→ Directions: Answer with one number: how many lines hold the string "Flow".
---------- Exercise materials ----------
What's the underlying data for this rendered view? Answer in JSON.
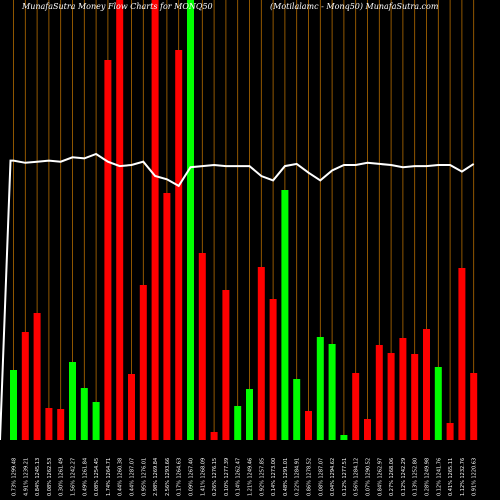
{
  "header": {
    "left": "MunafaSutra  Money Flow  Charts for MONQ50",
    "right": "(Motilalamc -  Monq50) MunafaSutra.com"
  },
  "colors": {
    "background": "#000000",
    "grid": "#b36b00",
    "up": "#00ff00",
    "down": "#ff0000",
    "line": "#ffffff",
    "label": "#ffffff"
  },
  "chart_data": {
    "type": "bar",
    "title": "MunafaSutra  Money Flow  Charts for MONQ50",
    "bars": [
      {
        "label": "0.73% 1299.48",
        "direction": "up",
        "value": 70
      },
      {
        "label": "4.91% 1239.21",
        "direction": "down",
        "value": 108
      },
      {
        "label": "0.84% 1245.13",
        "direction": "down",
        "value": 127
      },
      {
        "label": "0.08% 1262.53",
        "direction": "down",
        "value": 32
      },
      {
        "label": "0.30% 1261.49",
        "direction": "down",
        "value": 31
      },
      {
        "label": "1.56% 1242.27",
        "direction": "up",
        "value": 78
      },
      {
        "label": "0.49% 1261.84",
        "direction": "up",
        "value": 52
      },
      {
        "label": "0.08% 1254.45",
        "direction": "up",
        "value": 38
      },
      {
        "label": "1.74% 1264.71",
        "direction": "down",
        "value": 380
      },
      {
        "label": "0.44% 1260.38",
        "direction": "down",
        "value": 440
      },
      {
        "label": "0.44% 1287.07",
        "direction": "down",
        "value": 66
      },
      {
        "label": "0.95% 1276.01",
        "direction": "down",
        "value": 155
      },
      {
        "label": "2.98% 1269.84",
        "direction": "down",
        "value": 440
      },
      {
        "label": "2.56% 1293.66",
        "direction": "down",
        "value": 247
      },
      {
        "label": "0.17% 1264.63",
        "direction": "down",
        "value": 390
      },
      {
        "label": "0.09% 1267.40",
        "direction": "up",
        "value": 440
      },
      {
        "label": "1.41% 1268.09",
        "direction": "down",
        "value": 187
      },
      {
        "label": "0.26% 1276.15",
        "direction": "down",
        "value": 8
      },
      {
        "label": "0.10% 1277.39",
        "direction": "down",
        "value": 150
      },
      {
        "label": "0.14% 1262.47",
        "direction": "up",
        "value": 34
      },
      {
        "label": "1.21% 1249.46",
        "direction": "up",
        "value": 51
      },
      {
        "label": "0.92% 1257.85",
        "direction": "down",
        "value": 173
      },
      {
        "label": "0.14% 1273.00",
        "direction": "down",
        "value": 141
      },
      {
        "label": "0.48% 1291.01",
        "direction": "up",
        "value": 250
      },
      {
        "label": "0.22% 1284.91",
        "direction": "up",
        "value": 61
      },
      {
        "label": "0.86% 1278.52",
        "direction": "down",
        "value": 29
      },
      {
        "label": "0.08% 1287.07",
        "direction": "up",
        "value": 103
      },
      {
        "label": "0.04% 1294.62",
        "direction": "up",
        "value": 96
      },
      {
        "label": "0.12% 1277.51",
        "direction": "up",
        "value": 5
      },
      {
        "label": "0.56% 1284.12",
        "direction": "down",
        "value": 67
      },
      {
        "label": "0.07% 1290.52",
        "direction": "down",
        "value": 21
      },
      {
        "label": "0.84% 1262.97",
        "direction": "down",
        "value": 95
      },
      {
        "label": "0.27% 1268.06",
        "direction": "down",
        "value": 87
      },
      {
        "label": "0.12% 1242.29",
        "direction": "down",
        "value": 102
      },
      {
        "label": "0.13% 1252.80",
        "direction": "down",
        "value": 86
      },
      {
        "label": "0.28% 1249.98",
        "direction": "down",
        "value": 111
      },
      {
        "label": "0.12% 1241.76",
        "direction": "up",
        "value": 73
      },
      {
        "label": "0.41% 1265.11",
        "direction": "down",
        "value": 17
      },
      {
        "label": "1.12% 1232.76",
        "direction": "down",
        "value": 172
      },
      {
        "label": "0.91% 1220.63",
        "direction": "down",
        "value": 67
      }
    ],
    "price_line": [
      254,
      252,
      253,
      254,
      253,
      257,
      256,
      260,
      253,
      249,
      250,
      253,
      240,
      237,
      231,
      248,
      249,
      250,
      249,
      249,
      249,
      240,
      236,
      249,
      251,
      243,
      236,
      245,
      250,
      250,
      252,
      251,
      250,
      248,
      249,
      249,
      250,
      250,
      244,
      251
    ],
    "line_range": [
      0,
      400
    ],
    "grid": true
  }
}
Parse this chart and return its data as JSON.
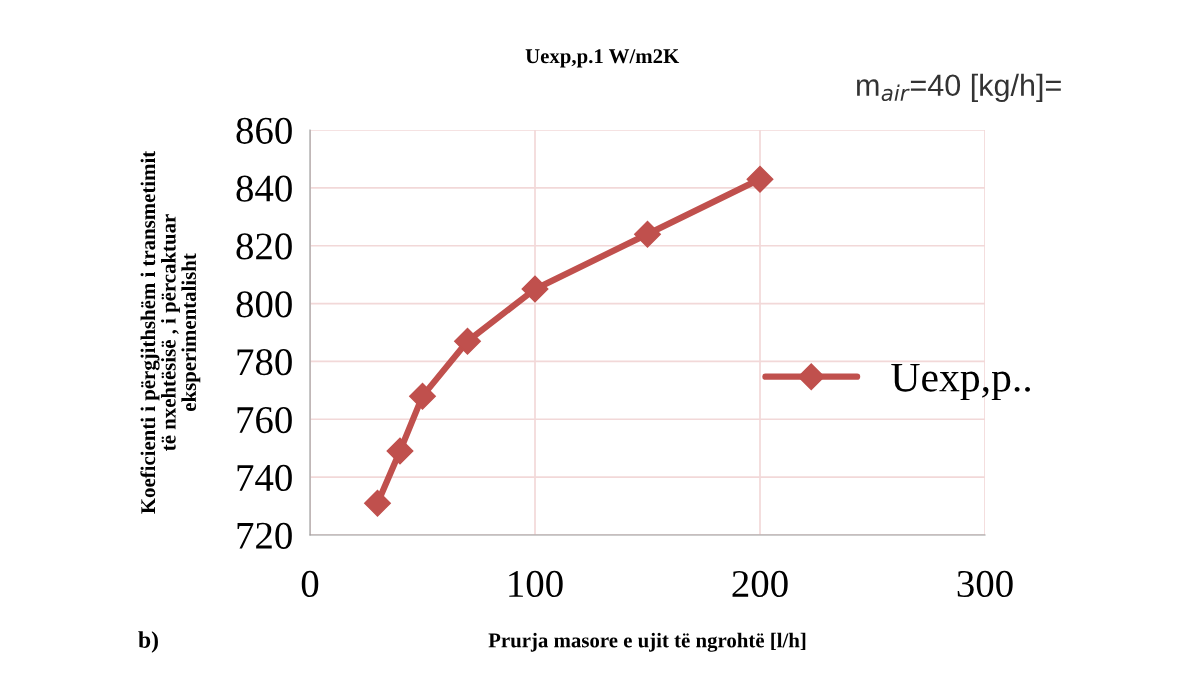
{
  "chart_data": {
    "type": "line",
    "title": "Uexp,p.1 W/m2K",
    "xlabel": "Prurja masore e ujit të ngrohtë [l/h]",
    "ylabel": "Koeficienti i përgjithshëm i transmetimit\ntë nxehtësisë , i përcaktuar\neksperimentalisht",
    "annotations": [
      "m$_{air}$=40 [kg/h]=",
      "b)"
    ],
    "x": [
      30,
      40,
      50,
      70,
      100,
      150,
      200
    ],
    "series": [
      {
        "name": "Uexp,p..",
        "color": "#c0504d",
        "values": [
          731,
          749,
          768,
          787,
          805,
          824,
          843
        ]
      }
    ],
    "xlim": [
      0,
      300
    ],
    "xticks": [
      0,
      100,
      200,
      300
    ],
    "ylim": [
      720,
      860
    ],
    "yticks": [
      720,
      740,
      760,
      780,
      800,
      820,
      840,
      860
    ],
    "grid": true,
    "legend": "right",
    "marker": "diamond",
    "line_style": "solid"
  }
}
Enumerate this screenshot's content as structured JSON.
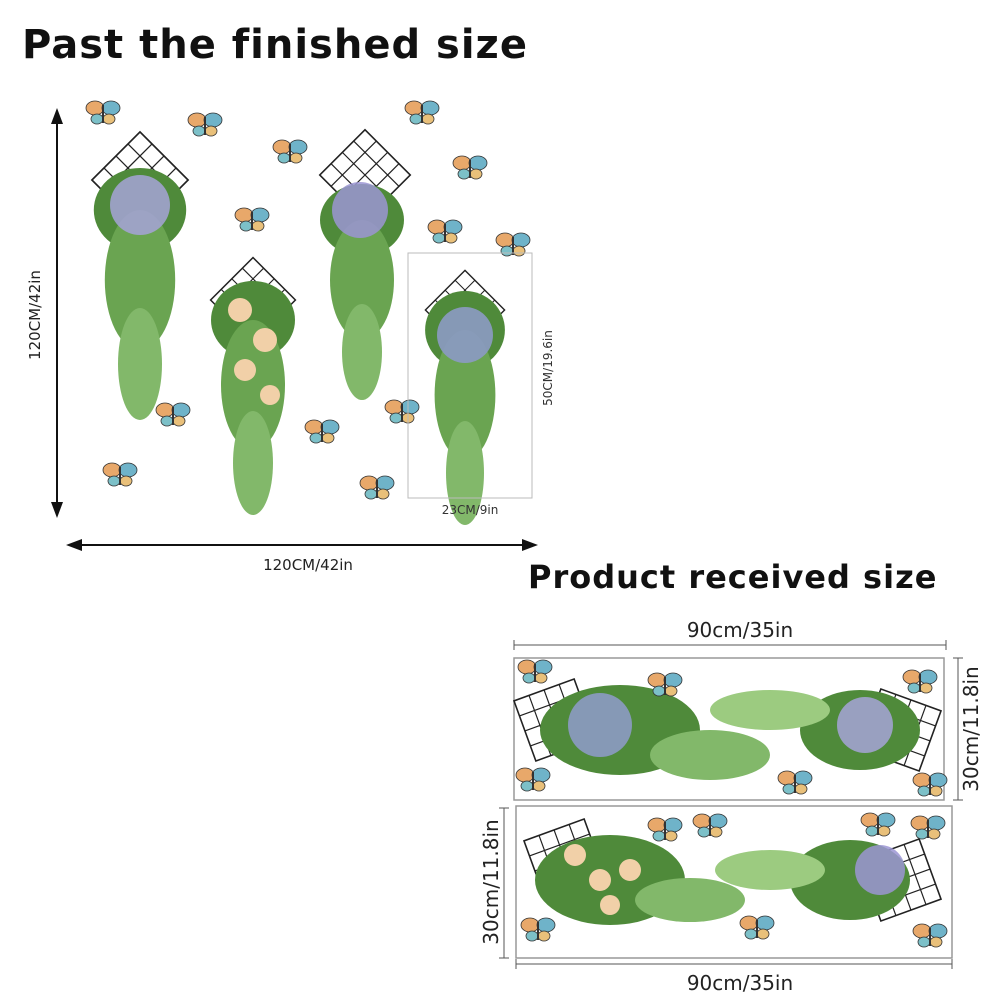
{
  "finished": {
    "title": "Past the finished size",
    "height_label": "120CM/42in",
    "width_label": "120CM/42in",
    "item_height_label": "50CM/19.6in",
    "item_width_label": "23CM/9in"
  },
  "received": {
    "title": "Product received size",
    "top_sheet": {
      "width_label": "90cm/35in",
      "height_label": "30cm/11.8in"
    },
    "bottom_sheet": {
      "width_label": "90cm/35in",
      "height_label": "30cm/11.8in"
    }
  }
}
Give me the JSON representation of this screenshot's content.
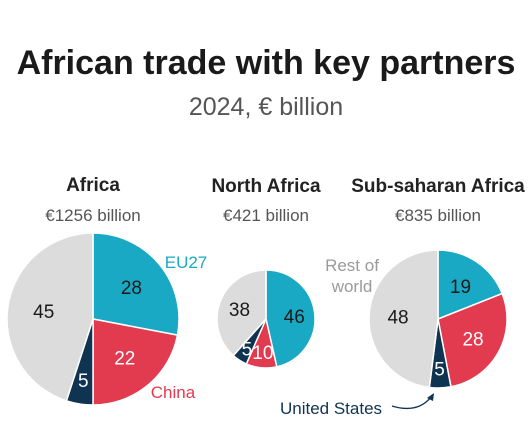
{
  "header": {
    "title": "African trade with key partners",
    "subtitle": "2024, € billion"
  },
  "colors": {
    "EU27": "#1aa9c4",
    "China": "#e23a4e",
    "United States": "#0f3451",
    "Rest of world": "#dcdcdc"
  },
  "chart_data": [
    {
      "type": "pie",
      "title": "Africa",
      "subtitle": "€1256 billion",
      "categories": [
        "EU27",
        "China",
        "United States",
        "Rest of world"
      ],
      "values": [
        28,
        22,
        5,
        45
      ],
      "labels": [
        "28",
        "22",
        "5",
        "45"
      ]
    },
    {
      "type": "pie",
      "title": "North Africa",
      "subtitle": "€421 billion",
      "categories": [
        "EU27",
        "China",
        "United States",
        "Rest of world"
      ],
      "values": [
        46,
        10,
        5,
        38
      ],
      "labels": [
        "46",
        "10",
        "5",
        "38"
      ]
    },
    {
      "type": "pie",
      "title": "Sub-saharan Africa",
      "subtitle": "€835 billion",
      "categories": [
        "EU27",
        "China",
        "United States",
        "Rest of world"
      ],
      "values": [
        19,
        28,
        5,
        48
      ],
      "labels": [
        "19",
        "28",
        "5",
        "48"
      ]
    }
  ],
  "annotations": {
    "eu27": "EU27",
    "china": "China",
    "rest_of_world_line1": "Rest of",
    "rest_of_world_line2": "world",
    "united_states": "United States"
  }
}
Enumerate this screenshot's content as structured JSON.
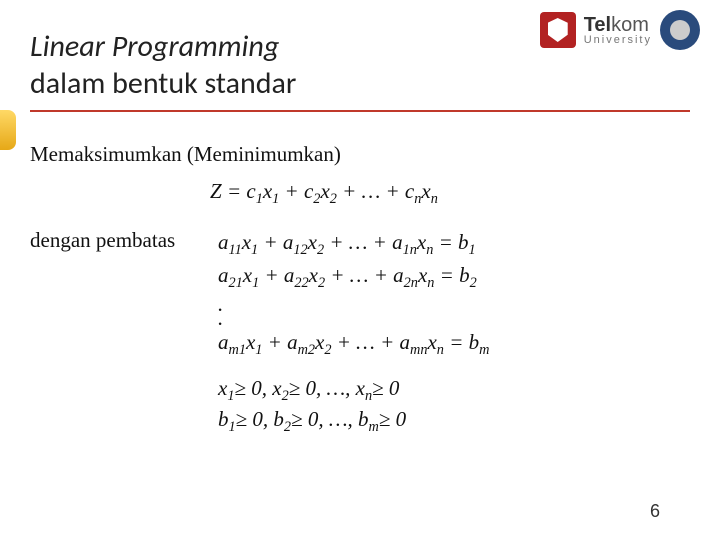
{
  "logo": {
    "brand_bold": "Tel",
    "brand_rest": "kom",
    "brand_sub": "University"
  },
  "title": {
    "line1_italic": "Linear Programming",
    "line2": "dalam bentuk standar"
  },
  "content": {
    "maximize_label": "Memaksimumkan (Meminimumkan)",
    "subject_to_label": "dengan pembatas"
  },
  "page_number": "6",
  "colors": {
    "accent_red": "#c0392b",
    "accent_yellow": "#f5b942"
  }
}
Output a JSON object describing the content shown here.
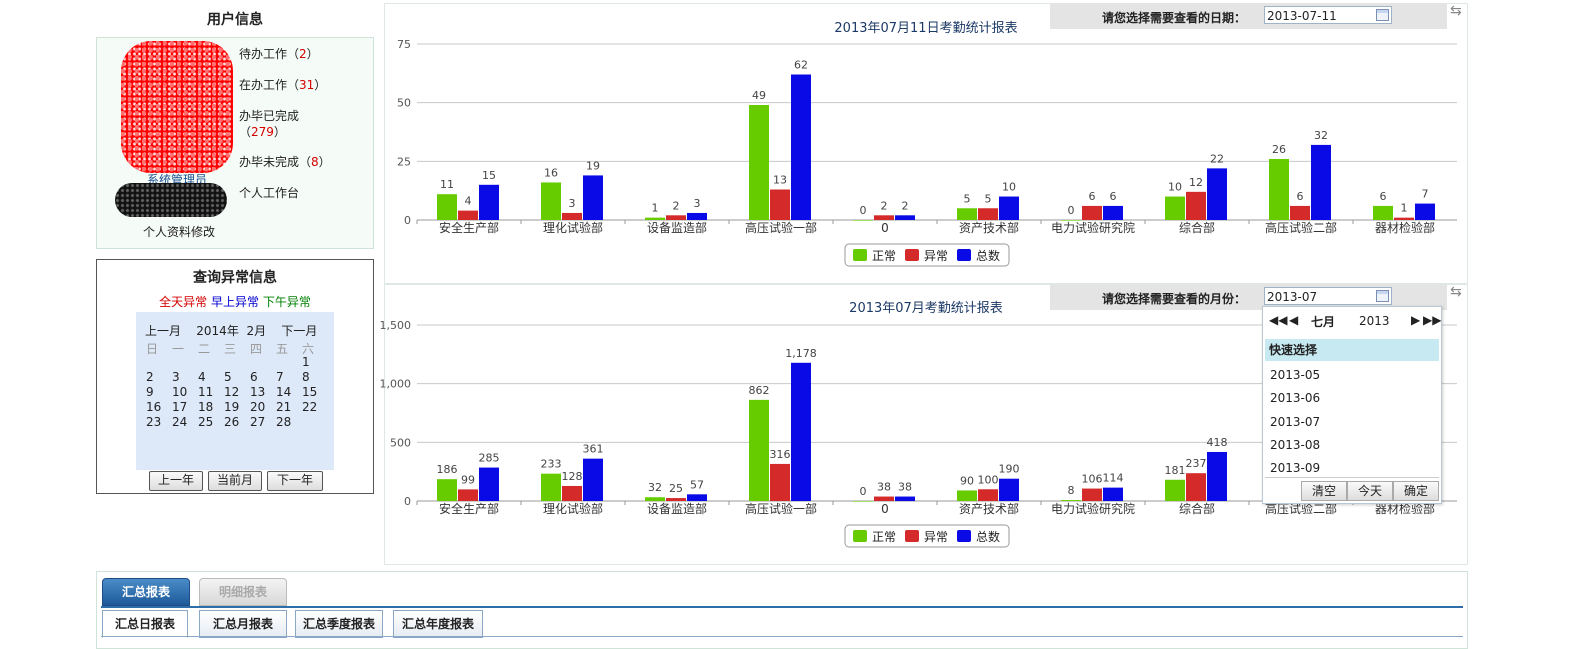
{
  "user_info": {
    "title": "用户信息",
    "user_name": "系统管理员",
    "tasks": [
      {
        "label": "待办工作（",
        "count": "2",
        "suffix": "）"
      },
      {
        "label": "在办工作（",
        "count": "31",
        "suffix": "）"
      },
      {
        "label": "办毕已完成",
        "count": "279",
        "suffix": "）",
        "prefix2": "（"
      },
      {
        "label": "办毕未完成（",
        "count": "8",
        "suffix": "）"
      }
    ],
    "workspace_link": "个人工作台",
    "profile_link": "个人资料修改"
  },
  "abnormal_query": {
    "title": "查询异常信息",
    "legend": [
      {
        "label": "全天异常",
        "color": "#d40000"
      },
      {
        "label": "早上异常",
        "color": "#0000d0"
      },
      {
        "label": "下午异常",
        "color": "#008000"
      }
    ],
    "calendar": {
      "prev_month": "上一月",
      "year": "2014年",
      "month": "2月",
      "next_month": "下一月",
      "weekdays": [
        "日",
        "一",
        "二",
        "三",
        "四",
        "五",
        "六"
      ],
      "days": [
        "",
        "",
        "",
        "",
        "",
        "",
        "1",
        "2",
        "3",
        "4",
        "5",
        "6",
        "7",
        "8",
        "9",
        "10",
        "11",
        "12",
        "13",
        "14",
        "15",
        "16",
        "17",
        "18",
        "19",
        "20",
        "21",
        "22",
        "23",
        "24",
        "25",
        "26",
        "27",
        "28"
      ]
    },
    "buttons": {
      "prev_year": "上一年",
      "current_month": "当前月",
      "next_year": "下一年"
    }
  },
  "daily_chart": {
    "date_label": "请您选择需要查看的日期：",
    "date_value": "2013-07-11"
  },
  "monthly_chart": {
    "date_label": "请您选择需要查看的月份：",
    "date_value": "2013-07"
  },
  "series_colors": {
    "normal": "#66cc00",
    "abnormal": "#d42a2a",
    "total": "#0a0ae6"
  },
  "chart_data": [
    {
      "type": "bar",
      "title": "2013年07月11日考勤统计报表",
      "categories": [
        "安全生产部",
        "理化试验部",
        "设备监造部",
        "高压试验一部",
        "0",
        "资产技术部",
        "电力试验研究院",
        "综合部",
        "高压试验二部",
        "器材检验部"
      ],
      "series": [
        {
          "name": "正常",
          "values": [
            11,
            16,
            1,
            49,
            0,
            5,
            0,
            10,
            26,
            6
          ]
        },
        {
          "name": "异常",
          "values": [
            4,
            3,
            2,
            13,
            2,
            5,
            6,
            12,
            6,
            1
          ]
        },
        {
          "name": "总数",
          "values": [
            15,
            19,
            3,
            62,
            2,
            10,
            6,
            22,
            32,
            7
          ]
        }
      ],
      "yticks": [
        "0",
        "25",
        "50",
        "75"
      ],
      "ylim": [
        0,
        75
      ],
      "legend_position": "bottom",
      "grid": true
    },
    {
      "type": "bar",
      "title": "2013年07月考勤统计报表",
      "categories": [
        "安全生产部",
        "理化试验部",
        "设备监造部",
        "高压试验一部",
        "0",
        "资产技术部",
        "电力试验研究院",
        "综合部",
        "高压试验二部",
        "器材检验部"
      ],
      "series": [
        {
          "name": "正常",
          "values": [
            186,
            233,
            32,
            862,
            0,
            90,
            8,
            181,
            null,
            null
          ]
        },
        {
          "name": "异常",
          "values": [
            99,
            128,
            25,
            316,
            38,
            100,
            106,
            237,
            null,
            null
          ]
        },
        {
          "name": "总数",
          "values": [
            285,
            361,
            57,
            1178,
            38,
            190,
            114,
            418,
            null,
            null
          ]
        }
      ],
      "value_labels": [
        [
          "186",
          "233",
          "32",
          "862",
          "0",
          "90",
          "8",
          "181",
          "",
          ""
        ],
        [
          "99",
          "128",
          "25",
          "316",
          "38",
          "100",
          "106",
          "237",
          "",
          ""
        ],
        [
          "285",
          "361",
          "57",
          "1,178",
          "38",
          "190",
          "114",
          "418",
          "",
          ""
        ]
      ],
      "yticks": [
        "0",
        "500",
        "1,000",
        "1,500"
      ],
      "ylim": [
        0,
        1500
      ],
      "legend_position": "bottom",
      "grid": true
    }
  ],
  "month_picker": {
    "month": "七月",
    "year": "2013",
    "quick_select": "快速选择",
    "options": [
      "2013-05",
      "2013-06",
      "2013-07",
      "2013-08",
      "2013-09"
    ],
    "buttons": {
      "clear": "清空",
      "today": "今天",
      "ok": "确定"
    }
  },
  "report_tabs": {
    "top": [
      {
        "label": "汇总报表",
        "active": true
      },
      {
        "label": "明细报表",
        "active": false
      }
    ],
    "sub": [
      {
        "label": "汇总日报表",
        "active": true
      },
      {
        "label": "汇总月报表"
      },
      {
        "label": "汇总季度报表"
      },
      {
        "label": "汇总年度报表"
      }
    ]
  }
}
----------
→ Response to the exercise: 2